┏━━

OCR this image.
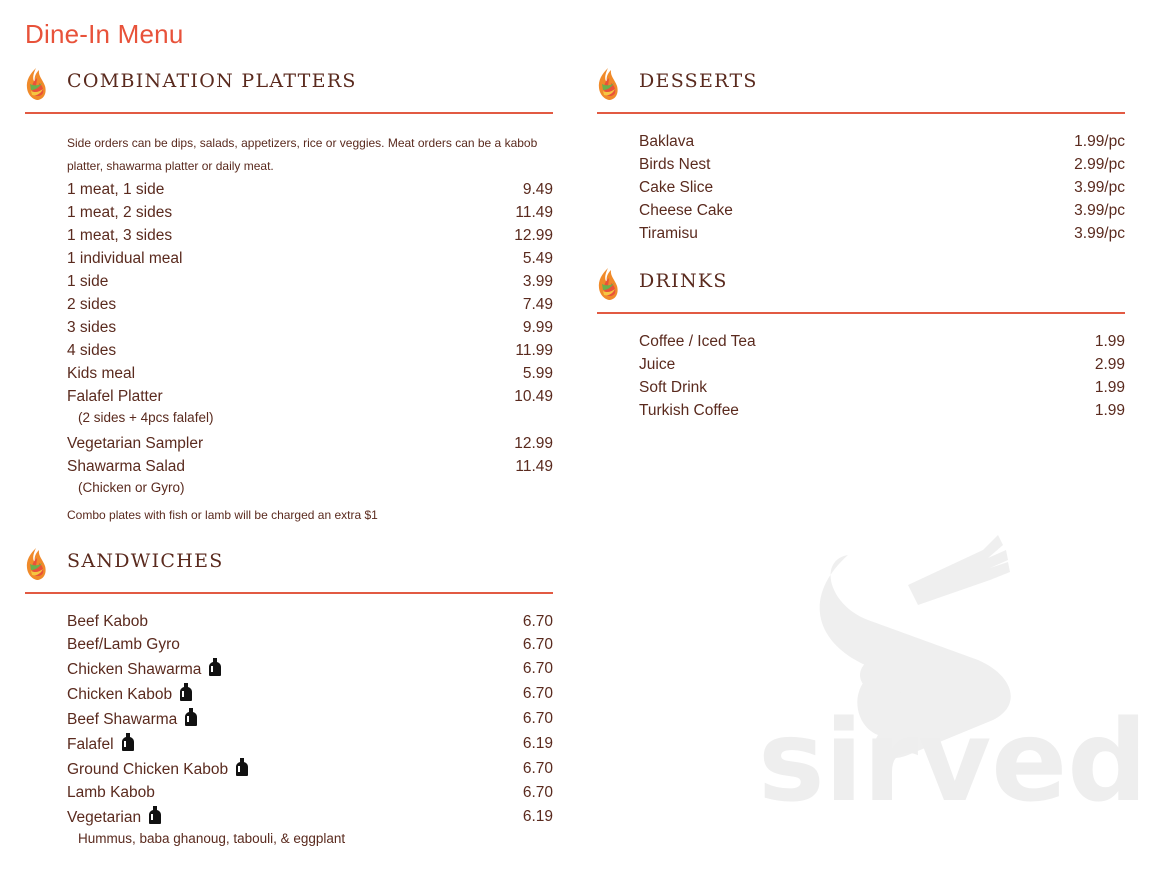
Dine-In Menu
COMBINATION PLATTERS
Side orders can be dips, salads, appetizers, rice or veggies. Meat orders can be a kabob platter, shawarma platter or daily meat.
1 meat, 1 side	9.49
1 meat, 2 sides	11.49
1 meat, 3 sides	12.99
1 individual meal	5.49
1 side	3.99
2 sides	7.49
3 sides	9.99
4 sides	11.99
Kids meal	5.99
Falafel Platter	10.49
(2 sides + 4pcs falafel)
Vegetarian Sampler	12.99
Shawarma Salad	11.49
(Chicken or Gyro)
Combo plates with fish or lamb will be charged an extra $1
SANDWICHES
Beef Kabob	6.70
Beef/Lamb Gyro	6.70
Chicken Shawarma	6.70
Chicken Kabob	6.70
Beef Shawarma	6.70
Falafel	6.19
Ground Chicken Kabob	6.70
Lamb Kabob	6.70
Vegetarian	6.19
Hummus, baba ghanoug, tabouli, & eggplant
DESSERTS
Baklava	1.99/pc
Birds Nest	2.99/pc
Cake Slice	3.99/pc
Cheese Cake	3.99/pc
Tiramisu	3.99/pc
DRINKS
Coffee / Iced Tea	1.99
Juice	2.99
Soft Drink	1.99
Turkish Coffee	1.99
sirved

┗━━

• CHALLENGE:
Copy each line that contains the word "sides".

• EXERCISE RESPONSE:
1 meat, 2 sides	11.49
1 meat, 3 sides	12.99
2 sides	7.49
3 sides	9.99
4 sides	11.99
(2 sides + 4pcs falafel)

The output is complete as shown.